** start Text provided **
Spotify Recommendations

Deepti Ramani, Simran Malhi

Abstract

In this project, we analyze the Spotify song data of users in order to predict compatibility scores for users and songs, then use these predicted scores to generate song recommendations for the users. We use a Neural Collaborative Filtering (NCF) model to predict compatibility scores, then output the highest-scoring tracks for each user as recommendations.

We chose an NCF model because it learns and predict user-item interactions based on past interactions, which is desired for our recommender system. However, our model was unsuccessful in its predictions: the predicted track scores converged at one value despite the wide variety in the actual scores, which resulted in the same ten songs getting recommended for each user, regardless of their listening habits and actual audio feature preferences. We suspect that this is because the model underfits our data due to the layers and parameters used. In the future, we plan to experiment with different numbers and kinds of hidden layers, different loss functions, and different learning rates and weight decays to see if we can improve our model's ability to learn the user and track features.

Problem

Many Spotify users are hesitant to listen to unfamiliar songs, since they don’t know whether it will suit their interests/likes. Although most users enjoy listening to songs from a particular artist and may use the artist as a starting point for finding new songs to listen to, there are many artists who vary in style from song to song. Thus, listening to songs from followed artists is not enough of a guarantee that users will find a new song that they like.

As the number of songs on Spotify grows, it becomes increasingly difficult for users to quickly find songs that they would enjoy. Thus, for our project, we wanted to create a model to generate song recommendations for users based on their Spotify data (previously listened to songs, followed artists, etc) to streamline this process.

Related Work

Our Inspiration: Kaggle Recommendation Competition

We came across a Kaggle competition that involved generating movie recommendations using the MovieLens dataset. Some of the solutions that users in this competition came up with were Multi-Layer Perceptrons, Collaborative Filtering using Pearson Correlation, Matrix Factorization, and Bayesian Probabilistic Rankings.

These ideas inspired us to create a Spotify song recommendation system using deep learning, specifically Neural Collaborative Filtering. We decided to build off of some of the techniques of matrix factorization and collaborative filtering in order to create a NCF.
** end Text provided **
:: What this exercise asks ::
**a.** Rewrite the paragraph beginning "We chose an NCF model" from the Spotify recommendations write-up as a short bulleted list that keeps its main facts.
**b.** Write the next part of the Spotify recommendations write-up, starting right after its final sentence.
** start Given information **
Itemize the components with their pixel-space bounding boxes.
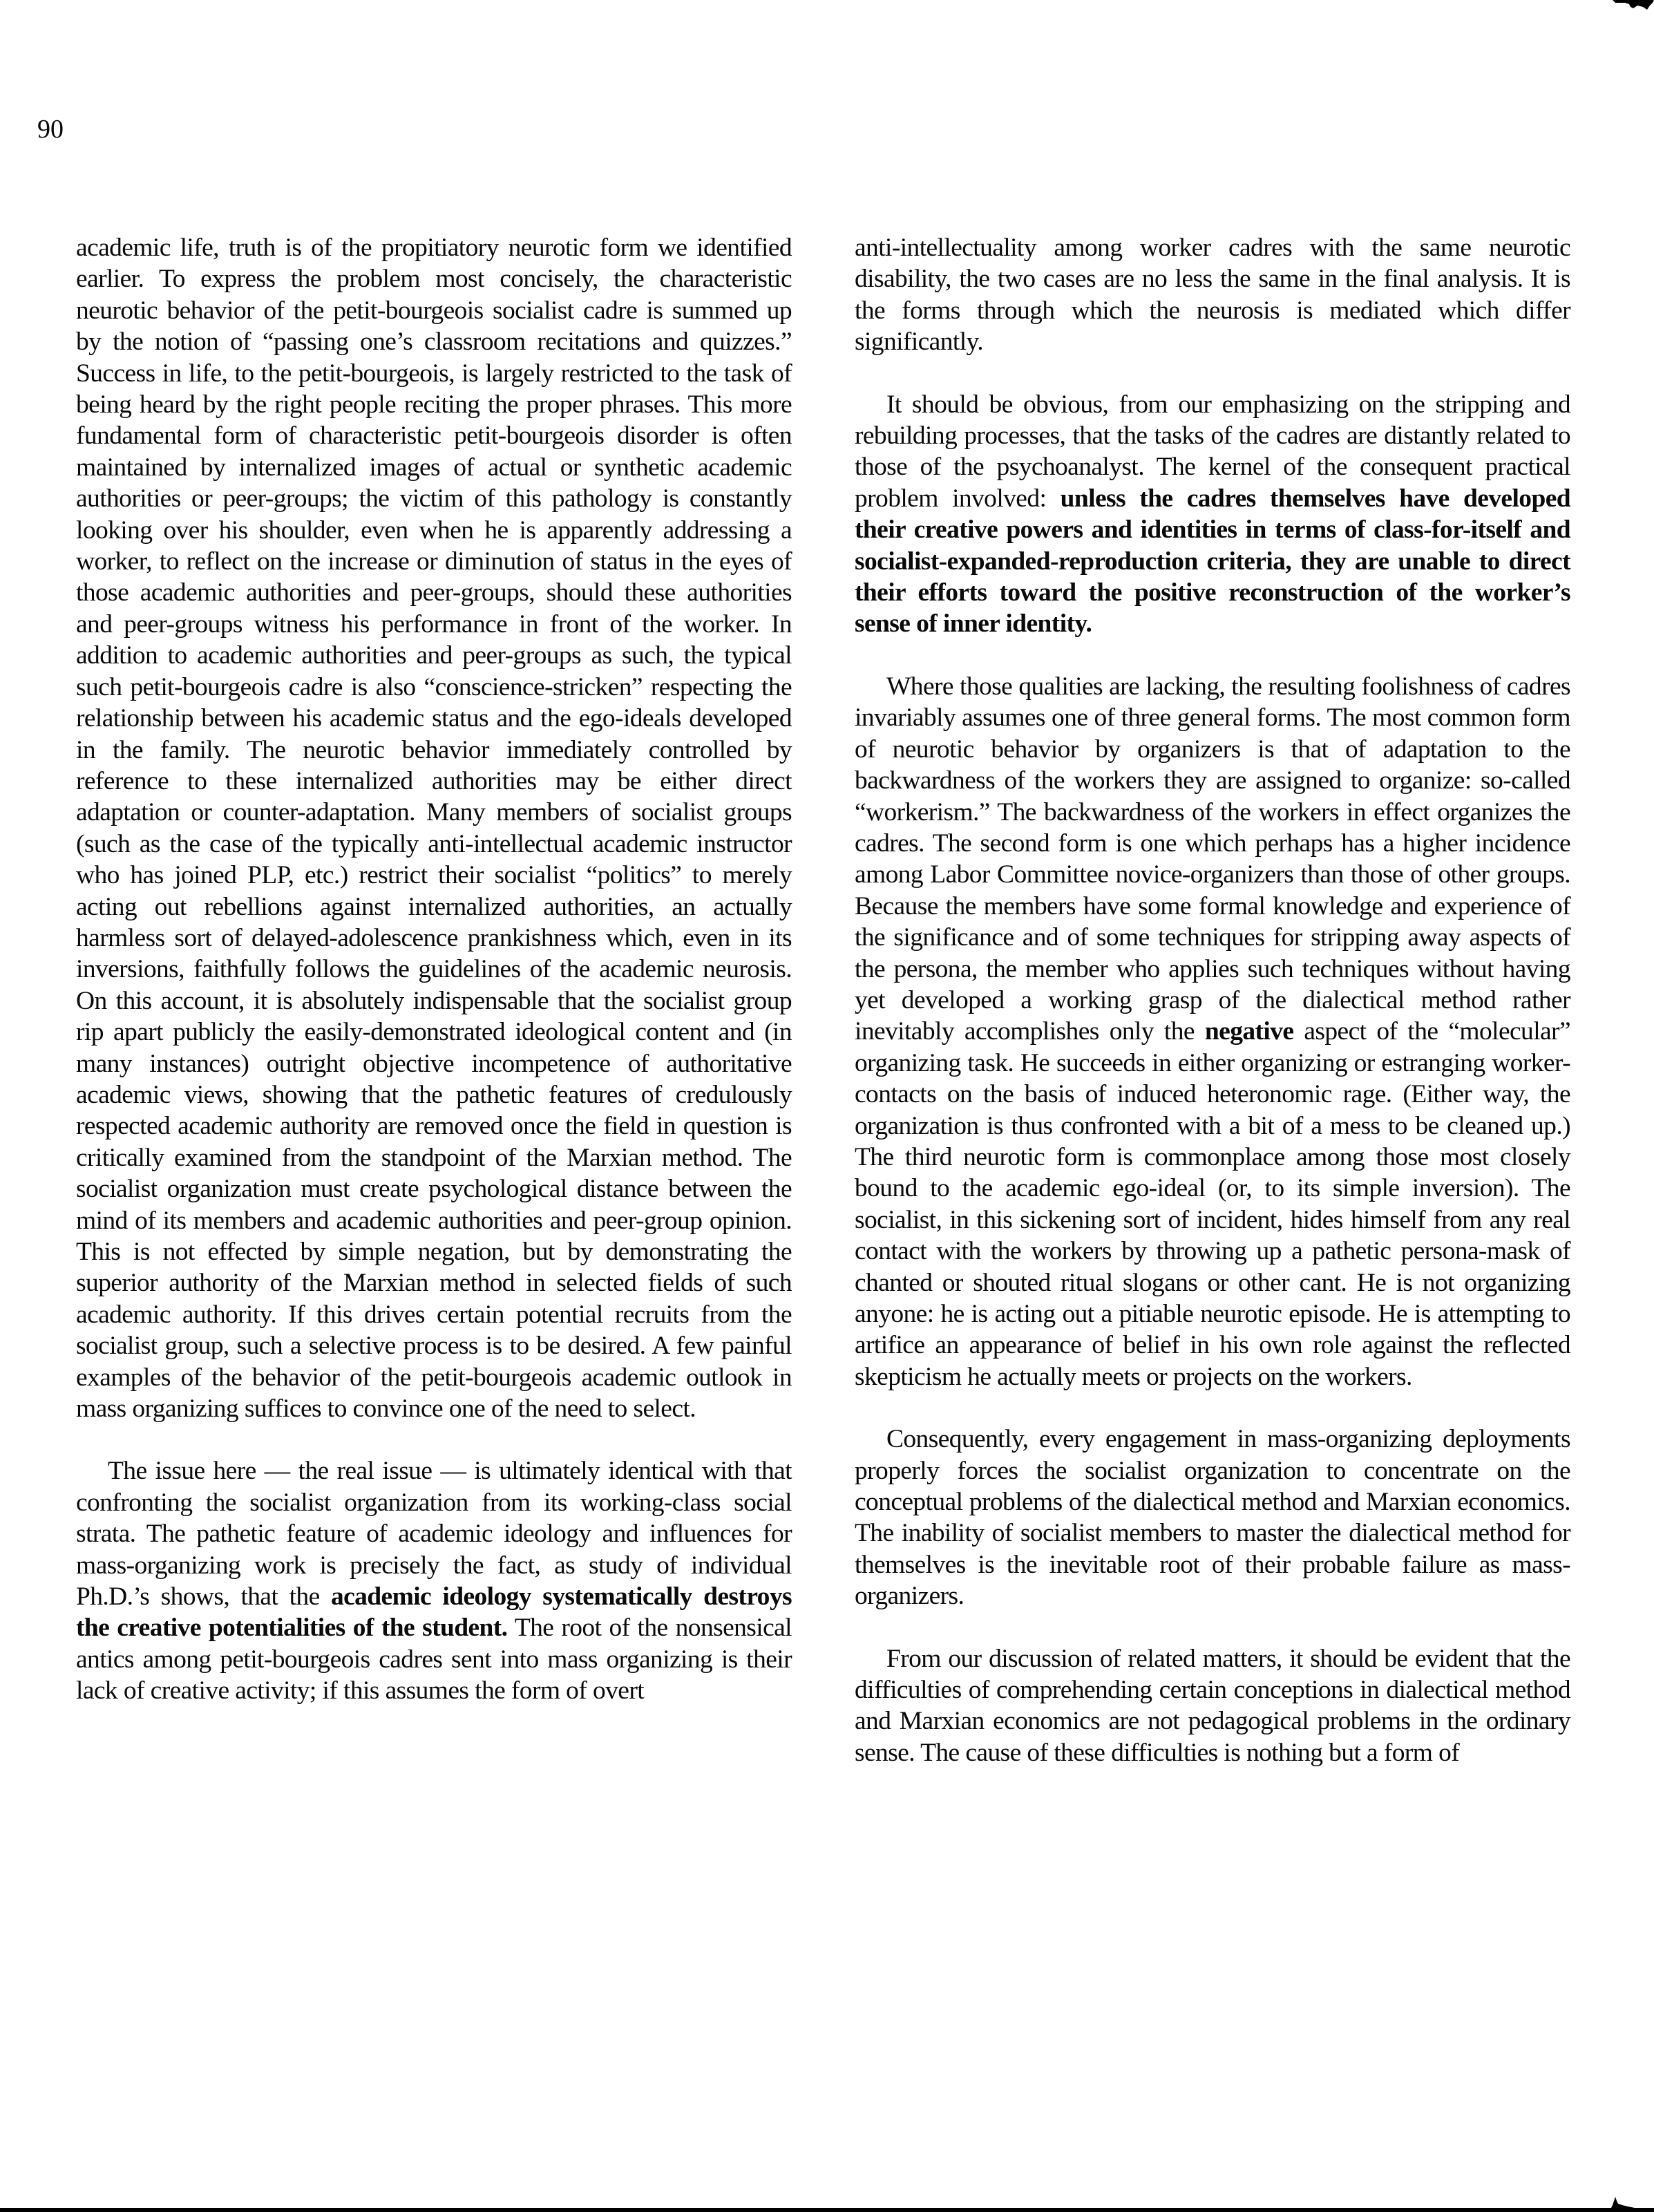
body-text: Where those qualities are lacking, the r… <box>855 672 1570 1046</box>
** end Given information **
:: Results ::
**a.**
- An NCF model was chosen because it learns and predicts user-item interactions from past interactions, which suits a recommender system.
- The model was unsuccessful: predicted track scores converged at one value even though the actual scores varied widely.
- As a result, the same ten songs were recommended to every user, regardless of listening habits and audio feature preferences.
- The suspected cause is underfitting due to the layers and parameters used.
- Future plans include trying different numbers and kinds of hidden layers, different loss functions, and different learning rates and weight decays to improve how well the model learns user and track features.

**b.**
Our Chosen Dataset: The Spotify Dataset (Users, Tracks, and Scores)

The first dataset we used was a collection of Spotify data pulled from five user accounts using the spotipy library.

For each user, we retrieved their unique user id and the tracks they had interacted with (added to a playlist, saved, recently listened to, by a followed artist). For each of these tracks, we stored its unique track id, the track name, artist, certain audio features, and the different ways in which the user had interacted with it.

We retrieved 9 audio features for each track:

acousticness
danceability
energy
instrumentalness
liveness
loudness
speechiness
valence
tempo

From the Spotify dataset, we created two additional datasets: one mapping each track to its audio features, and one mapping each user to their preferred audio features. In these datasets, the user and track ids were one-hot encoded and padded for consistent length.

Then, using the users' preferred audio features and the track audio features, we generated compatibility scores for each unique user/track combination, representing how much a user would like a track. This dataset stored 19360 scores (3872 songs for each of 5 users).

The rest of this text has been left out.